◆ **Task brief**
Find the string "this" in the entries and copy each line that has it.

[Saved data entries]
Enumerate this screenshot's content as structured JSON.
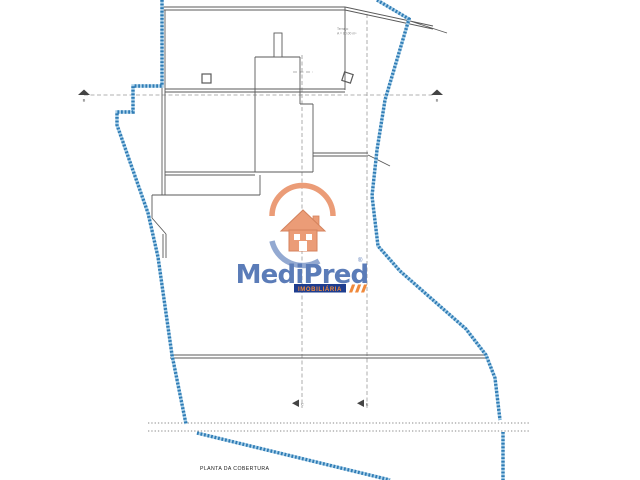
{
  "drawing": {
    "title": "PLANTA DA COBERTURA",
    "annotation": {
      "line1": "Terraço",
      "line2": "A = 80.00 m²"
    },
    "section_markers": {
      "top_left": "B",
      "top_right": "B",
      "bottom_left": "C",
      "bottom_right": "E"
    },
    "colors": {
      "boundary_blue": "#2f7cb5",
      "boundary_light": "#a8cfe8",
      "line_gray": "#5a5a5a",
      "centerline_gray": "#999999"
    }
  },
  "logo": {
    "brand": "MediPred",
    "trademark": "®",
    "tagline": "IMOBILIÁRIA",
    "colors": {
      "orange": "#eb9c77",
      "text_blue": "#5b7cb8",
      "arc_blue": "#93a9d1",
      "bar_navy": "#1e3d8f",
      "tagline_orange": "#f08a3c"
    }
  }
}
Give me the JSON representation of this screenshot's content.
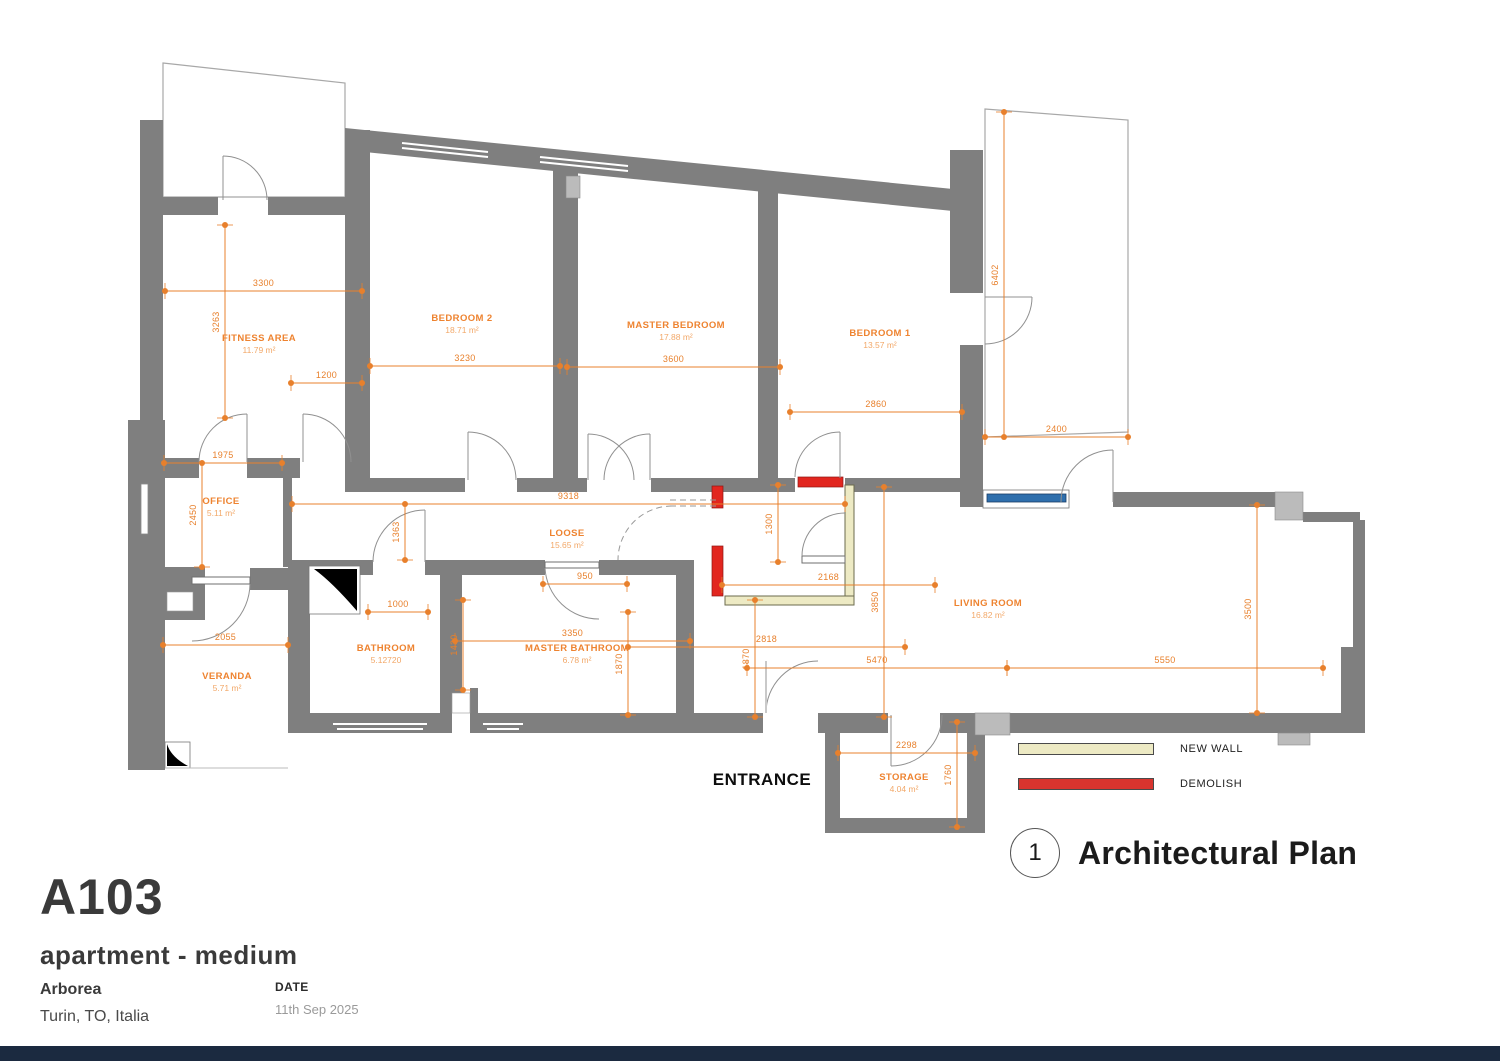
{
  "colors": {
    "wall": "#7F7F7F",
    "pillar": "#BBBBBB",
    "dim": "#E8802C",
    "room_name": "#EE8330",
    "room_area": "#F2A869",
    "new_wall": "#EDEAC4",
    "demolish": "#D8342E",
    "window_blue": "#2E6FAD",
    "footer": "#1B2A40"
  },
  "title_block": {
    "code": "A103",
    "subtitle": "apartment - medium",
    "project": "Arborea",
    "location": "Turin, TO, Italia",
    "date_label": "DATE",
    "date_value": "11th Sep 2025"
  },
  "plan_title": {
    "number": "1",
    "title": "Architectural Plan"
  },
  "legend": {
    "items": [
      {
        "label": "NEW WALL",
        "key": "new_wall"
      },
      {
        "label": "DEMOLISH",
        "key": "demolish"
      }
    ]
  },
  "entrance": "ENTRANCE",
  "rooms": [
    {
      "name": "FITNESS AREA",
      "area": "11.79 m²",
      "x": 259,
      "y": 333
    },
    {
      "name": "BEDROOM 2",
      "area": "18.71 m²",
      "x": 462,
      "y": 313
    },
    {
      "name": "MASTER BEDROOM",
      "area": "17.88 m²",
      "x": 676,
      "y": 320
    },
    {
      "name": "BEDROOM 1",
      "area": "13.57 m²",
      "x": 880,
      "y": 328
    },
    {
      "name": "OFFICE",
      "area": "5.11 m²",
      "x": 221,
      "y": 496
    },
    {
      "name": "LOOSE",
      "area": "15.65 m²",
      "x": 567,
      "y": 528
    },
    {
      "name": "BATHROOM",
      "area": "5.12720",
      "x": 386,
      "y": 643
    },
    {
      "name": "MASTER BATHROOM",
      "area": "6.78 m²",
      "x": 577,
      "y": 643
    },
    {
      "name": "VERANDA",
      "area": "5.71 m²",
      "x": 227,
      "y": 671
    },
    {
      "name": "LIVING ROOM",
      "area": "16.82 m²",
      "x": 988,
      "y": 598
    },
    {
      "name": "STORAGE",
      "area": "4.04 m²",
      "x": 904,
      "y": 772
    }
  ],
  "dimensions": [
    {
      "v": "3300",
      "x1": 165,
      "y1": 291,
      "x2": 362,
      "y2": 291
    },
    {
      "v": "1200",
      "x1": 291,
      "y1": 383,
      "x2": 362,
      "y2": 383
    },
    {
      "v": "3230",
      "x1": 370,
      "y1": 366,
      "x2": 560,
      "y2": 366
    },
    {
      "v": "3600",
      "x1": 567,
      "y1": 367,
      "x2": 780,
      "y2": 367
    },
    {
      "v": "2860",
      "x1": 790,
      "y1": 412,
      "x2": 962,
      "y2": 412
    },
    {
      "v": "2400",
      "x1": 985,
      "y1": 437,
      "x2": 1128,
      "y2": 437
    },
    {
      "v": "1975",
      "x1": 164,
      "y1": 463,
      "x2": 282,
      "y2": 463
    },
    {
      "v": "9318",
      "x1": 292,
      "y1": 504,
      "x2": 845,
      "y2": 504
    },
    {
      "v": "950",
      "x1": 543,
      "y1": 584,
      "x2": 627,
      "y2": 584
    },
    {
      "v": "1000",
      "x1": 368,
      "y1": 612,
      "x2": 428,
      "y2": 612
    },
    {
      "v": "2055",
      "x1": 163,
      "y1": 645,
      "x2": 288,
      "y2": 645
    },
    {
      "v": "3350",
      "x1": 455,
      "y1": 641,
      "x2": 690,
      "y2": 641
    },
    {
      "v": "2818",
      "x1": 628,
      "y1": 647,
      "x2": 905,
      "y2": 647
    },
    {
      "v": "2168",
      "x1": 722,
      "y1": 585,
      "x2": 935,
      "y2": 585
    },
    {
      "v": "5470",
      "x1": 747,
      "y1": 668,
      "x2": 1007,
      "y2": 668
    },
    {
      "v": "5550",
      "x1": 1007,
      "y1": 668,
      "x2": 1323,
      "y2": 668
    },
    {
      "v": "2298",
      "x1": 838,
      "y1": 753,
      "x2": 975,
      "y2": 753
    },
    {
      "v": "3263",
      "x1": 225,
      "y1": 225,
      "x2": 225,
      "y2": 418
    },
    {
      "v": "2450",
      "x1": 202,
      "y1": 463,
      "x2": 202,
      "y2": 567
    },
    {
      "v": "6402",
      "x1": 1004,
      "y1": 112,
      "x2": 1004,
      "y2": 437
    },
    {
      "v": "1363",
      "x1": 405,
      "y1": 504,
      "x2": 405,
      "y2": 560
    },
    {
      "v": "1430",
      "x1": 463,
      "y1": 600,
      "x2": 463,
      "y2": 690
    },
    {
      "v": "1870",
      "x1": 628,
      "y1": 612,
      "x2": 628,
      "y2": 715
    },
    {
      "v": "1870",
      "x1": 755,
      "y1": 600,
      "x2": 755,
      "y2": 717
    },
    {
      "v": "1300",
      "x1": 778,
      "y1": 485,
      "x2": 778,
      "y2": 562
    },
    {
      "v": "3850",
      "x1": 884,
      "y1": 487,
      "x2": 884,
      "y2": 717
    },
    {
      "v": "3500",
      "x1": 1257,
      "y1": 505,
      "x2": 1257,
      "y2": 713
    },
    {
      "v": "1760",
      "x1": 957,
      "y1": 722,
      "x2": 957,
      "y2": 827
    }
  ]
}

--

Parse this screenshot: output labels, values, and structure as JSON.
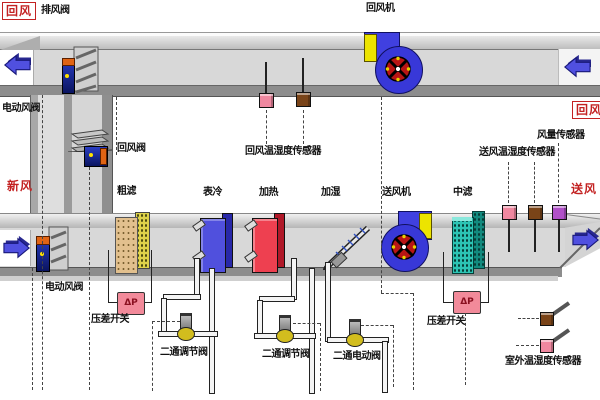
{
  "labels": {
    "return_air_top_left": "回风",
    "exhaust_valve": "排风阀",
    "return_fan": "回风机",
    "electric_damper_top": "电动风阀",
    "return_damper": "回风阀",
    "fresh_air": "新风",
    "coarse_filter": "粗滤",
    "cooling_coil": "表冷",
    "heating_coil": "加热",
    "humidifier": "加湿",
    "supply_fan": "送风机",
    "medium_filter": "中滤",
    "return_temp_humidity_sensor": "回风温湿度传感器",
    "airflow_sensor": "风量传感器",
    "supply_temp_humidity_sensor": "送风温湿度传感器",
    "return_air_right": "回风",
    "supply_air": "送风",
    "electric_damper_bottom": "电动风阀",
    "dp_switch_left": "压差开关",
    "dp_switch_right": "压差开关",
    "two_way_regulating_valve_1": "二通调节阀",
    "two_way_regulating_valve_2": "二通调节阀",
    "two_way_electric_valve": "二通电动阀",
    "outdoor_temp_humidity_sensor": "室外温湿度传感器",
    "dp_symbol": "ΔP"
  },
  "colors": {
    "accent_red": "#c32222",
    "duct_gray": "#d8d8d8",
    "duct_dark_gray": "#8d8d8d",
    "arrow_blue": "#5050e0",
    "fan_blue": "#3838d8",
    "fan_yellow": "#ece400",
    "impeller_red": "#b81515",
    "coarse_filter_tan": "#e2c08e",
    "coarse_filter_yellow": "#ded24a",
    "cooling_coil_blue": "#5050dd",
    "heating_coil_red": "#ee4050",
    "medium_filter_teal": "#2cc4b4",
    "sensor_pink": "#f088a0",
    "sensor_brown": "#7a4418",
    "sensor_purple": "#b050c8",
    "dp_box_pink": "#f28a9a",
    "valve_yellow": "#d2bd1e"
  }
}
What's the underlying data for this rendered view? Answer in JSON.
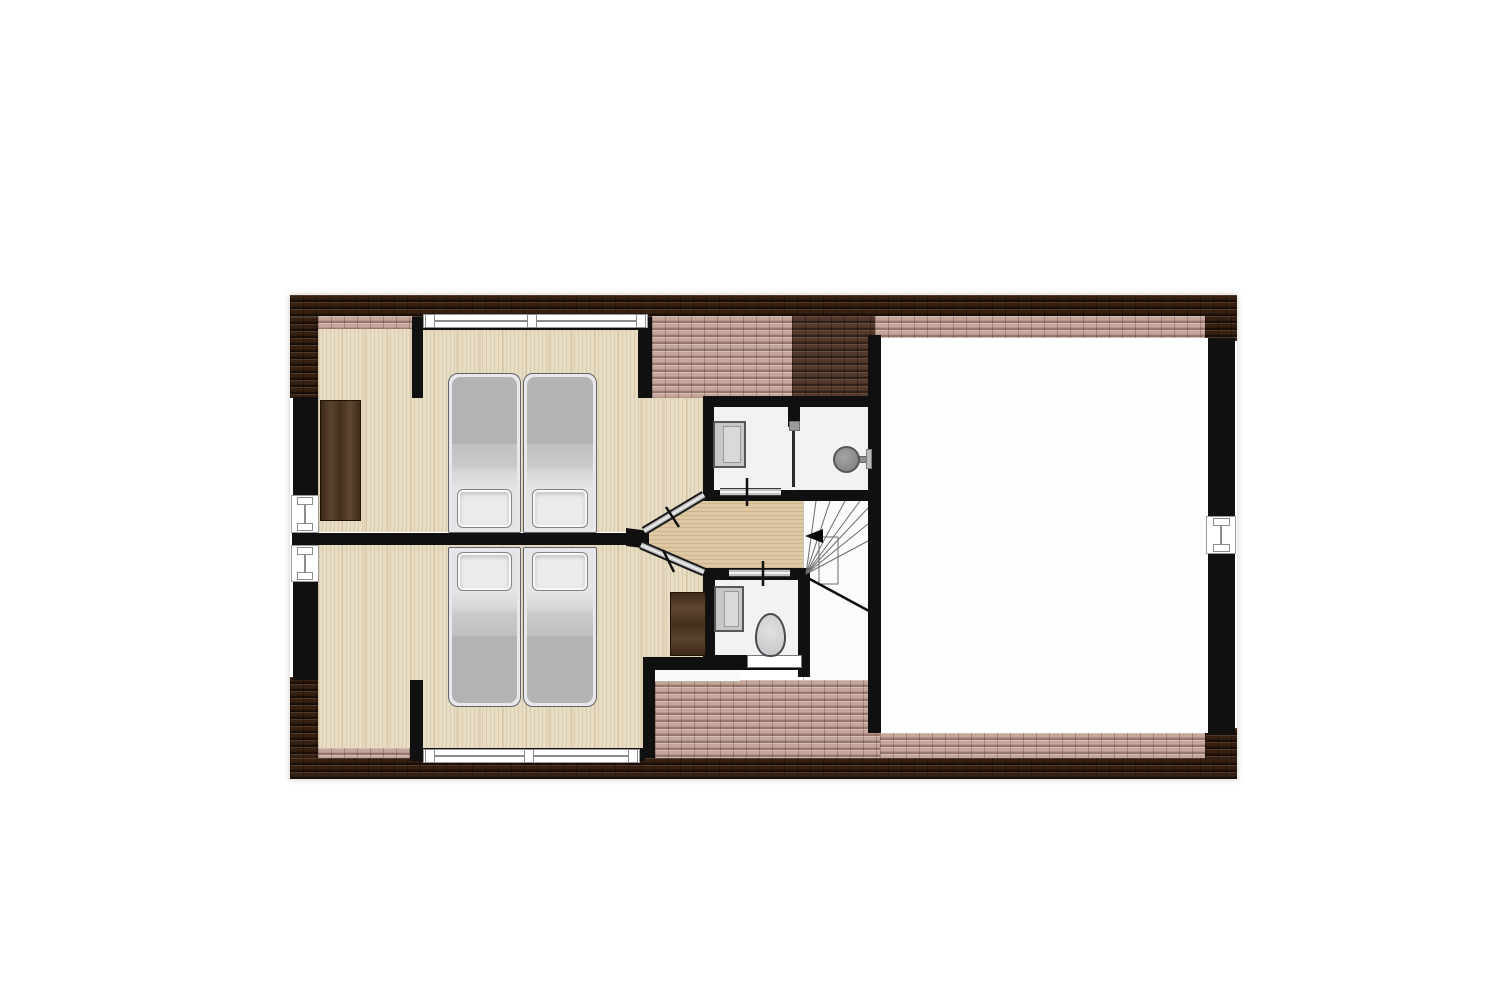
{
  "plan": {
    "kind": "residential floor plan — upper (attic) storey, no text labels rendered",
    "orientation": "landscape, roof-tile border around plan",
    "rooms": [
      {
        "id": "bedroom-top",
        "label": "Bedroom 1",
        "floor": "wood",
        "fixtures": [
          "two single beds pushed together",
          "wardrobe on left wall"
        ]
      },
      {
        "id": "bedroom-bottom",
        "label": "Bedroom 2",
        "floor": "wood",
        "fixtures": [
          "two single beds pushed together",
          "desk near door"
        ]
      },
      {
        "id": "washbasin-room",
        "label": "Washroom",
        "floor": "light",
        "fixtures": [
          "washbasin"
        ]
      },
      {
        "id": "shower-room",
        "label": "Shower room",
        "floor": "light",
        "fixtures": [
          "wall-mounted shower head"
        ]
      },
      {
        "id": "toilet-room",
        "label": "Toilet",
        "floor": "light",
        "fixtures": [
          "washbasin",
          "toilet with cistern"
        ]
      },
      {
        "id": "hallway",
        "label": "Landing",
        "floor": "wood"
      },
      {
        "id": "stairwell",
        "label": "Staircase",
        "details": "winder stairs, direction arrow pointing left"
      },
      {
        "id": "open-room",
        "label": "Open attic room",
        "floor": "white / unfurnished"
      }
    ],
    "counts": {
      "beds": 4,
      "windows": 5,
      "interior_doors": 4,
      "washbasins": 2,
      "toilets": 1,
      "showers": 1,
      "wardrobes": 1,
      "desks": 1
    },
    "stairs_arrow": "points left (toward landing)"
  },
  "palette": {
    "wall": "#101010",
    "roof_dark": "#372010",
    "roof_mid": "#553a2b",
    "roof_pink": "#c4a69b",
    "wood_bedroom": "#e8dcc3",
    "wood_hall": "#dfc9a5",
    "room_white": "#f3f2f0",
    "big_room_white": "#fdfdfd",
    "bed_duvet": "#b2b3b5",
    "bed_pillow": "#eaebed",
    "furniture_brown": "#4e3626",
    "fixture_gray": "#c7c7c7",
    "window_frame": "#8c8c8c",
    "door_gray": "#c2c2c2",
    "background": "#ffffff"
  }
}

◆ **Solved exercise**
Enumerate this screenshot's content as structured JSON.
Give me the JSON representation of this screenshot's content.
Parse this screenshot: output labels, values, and structure as JSON.
What's the underlying data for this rendered view? Answer in JSON.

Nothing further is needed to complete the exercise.